(Records that describe figures)
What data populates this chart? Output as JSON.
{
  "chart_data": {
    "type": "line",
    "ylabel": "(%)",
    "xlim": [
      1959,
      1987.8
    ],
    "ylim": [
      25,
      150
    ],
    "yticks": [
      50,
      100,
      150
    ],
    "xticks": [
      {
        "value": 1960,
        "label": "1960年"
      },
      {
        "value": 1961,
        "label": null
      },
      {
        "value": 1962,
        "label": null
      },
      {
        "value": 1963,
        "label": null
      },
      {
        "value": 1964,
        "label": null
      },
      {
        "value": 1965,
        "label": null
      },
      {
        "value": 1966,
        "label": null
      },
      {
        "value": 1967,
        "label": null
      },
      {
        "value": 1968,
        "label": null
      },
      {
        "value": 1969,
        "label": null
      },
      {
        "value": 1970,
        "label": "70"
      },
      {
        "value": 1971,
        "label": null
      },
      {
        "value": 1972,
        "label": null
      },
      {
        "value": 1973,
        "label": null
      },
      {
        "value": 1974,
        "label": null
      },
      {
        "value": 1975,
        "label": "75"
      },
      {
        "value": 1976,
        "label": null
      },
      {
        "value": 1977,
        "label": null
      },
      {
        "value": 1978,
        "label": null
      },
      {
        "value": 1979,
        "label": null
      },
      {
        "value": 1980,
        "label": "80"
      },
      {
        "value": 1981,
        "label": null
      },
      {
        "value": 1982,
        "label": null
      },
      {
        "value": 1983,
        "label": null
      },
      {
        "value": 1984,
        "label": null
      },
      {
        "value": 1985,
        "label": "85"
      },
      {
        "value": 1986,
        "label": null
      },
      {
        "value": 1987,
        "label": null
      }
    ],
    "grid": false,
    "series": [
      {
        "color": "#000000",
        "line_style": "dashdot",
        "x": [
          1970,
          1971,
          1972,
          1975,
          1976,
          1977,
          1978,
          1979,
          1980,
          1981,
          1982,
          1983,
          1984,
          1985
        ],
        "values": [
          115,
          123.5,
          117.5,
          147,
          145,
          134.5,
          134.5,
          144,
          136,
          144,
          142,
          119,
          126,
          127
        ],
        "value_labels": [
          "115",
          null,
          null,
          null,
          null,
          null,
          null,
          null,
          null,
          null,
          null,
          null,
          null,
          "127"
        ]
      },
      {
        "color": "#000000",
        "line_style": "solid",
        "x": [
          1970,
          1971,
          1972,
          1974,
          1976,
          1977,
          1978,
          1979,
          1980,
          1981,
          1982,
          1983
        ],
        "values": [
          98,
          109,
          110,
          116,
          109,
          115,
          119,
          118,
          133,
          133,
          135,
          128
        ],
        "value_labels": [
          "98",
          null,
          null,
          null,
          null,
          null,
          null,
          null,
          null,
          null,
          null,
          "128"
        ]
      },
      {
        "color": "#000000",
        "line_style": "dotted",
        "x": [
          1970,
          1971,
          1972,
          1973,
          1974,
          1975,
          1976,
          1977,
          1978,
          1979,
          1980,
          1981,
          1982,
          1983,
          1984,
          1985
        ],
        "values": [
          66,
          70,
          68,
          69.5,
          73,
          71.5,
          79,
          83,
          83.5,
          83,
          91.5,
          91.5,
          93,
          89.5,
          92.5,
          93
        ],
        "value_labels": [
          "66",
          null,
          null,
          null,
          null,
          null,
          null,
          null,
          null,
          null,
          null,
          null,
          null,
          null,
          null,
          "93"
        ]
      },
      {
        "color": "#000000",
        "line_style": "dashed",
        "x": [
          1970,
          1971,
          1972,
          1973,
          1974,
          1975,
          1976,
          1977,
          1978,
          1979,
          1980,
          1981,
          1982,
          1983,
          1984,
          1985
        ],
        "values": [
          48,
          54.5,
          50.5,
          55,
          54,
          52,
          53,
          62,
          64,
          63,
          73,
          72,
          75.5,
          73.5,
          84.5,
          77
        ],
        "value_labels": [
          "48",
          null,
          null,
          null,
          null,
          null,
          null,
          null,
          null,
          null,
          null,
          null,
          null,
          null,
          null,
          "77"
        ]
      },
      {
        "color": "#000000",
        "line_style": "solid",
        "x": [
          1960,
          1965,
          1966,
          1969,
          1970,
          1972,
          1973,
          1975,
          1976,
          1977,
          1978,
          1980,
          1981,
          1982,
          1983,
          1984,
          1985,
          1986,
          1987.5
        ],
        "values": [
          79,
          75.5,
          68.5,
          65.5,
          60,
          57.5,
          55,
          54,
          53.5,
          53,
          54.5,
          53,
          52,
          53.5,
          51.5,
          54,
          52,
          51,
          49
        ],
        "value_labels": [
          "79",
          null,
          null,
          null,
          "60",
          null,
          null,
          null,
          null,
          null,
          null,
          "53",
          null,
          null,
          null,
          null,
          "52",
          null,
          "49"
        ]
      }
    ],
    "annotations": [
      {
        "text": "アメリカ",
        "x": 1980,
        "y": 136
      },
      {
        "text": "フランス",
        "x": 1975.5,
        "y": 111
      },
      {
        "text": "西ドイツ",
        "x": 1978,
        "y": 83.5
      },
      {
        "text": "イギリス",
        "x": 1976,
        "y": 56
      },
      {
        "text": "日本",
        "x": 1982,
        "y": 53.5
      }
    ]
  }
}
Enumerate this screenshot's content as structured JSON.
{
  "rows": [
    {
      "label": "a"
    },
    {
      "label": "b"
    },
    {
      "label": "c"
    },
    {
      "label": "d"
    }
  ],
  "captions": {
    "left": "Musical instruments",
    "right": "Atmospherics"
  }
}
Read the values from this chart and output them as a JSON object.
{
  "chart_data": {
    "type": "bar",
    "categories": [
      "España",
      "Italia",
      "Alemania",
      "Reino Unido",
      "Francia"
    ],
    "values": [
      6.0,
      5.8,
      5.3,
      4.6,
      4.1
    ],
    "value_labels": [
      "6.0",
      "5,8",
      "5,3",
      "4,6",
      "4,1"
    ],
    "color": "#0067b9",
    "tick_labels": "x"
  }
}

→ YOUR INSTRUCTIONS
Write out the data again, exactly and in full.

→ OUTPUT OF THE TASK
What data populates this chart? Output as JSON.
{
  "chart_data": {
    "type": "line",
    "ylabel": "(%)",
    "xlim": [
      1959,
      1987.8
    ],
    "ylim": [
      25,
      150
    ],
    "yticks": [
      50,
      100,
      150
    ],
    "xticks": [
      {
        "value": 1960,
        "label": "1960年"
      },
      {
        "value": 1961,
        "label": null
      },
      {
        "value": 1962,
        "label": null
      },
      {
        "value": 1963,
        "label": null
      },
      {
        "value": 1964,
        "label": null
      },
      {
        "value": 1965,
        "label": null
      },
      {
        "value": 1966,
        "label": null
      },
      {
        "value": 1967,
        "label": null
      },
      {
        "value": 1968,
        "label": null
      },
      {
        "value": 1969,
        "label": null
      },
      {
        "value": 1970,
        "label": "70"
      },
      {
        "value": 1971,
        "label": null
      },
      {
        "value": 1972,
        "label": null
      },
      {
        "value": 1973,
        "label": null
      },
      {
        "value": 1974,
        "label": null
      },
      {
        "value": 1975,
        "label": "75"
      },
      {
        "value": 1976,
        "label": null
      },
      {
        "value": 1977,
        "label": null
      },
      {
        "value": 1978,
        "label": null
      },
      {
        "value": 1979,
        "label": null
      },
      {
        "value": 1980,
        "label": "80"
      },
      {
        "value": 1981,
        "label": null
      },
      {
        "value": 1982,
        "label": null
      },
      {
        "value": 1983,
        "label": null
      },
      {
        "value": 1984,
        "label": null
      },
      {
        "value": 1985,
        "label": "85"
      },
      {
        "value": 1986,
        "label": null
      },
      {
        "value": 1987,
        "label": null
      }
    ],
    "grid": false,
    "series": [
      {
        "color": "#000000",
        "line_style": "dashdot",
        "x": [
          1970,
          1971,
          1972,
          1975,
          1976,
          1977,
          1978,
          1979,
          1980,
          1981,
          1982,
          1983,
          1984,
          1985
        ],
        "values": [
          115,
          123.5,
          117.5,
          147,
          145,
          134.5,
          134.5,
          144,
          136,
          144,
          142,
          119,
          126,
          127
        ],
        "value_labels": [
          "115",
          null,
          null,
          null,
          null,
          null,
          null,
          null,
          null,
          null,
          null,
          null,
          null,
          "127"
        ]
      },
      {
        "color": "#000000",
        "line_style": "solid",
        "x": [
          1970,
          1971,
          1972,
          1974,
          1976,
          1977,
          1978,
          1979,
          1980,
          1981,
          1982,
          1983
        ],
        "values": [
          98,
          109,
          110,
          116,
          109,
          115,
          119,
          118,
          133,
          133,
          135,
          128
        ],
        "value_labels": [
          "98",
          null,
          null,
          null,
          null,
          null,
          null,
          null,
          null,
          null,
          null,
          "128"
        ]
      },
      {
        "color": "#000000",
        "line_style": "dotted",
        "x": [
          1970,
          1971,
          1972,
          1973,
          1974,
          1975,
          1976,
          1977,
          1978,
          1979,
          1980,
          1981,
          1982,
          1983,
          1984,
          1985
        ],
        "values": [
          66,
          70,
          68,
          69.5,
          73,
          71.5,
          79,
          83,
          83.5,
          83,
          91.5,
          91.5,
          93,
          89.5,
          92.5,
          93
        ],
        "value_labels": [
          "66",
          null,
          null,
          null,
          null,
          null,
          null,
          null,
          null,
          null,
          null,
          null,
          null,
          null,
          null,
          "93"
        ]
      },
      {
        "color": "#000000",
        "line_style": "dashed",
        "x": [
          1970,
          1971,
          1972,
          1973,
          1974,
          1975,
          1976,
          1977,
          1978,
          1979,
          1980,
          1981,
          1982,
          1983,
          1984,
          1985
        ],
        "values": [
          48,
          54.5,
          50.5,
          55,
          54,
          52,
          53,
          62,
          64,
          63,
          73,
          72,
          75.5,
          73.5,
          84.5,
          77
        ],
        "value_labels": [
          "48",
          null,
          null,
          null,
          null,
          null,
          null,
          null,
          null,
          null,
          null,
          null,
          null,
          null,
          null,
          "77"
        ]
      },
      {
        "color": "#000000",
        "line_style": "solid",
        "x": [
          1960,
          1965,
          1966,
          1969,
          1970,
          1972,
          1973,
          1975,
          1976,
          1977,
          1978,
          1980,
          1981,
          1982,
          1983,
          1984,
          1985,
          1986,
          1987.5
        ],
        "values": [
          79,
          75.5,
          68.5,
          65.5,
          60,
          57.5,
          55,
          54,
          53.5,
          53,
          54.5,
          53,
          52,
          53.5,
          51.5,
          54,
          52,
          51,
          49
        ],
        "value_labels": [
          "79",
          null,
          null,
          null,
          "60",
          null,
          null,
          null,
          null,
          null,
          null,
          "53",
          null,
          null,
          null,
          null,
          "52",
          null,
          "49"
        ]
      }
    ],
    "annotations": [
      {
        "text": "アメリカ",
        "x": 1980,
        "y": 136
      },
      {
        "text": "フランス",
        "x": 1975.5,
        "y": 111
      },
      {
        "text": "西ドイツ",
        "x": 1978,
        "y": 83.5
      },
      {
        "text": "イギリス",
        "x": 1976,
        "y": 56
      },
      {
        "text": "日本",
        "x": 1982,
        "y": 53.5
      }
    ]
  }
}
Enumerate this screenshot's content as structured JSON.
{
  "rows": [
    {
      "label": "a"
    },
    {
      "label": "b"
    },
    {
      "label": "c"
    },
    {
      "label": "d"
    }
  ],
  "captions": {
    "left": "Musical instruments",
    "right": "Atmospherics"
  }
}
Read the values from this chart and output them as a JSON object.
{
  "chart_data": {
    "type": "bar",
    "categories": [
      "España",
      "Italia",
      "Alemania",
      "Reino Unido",
      "Francia"
    ],
    "values": [
      6.0,
      5.8,
      5.3,
      4.6,
      4.1
    ],
    "value_labels": [
      "6.0",
      "5,8",
      "5,3",
      "4,6",
      "4,1"
    ],
    "color": "#0067b9",
    "tick_labels": "x"
  }
}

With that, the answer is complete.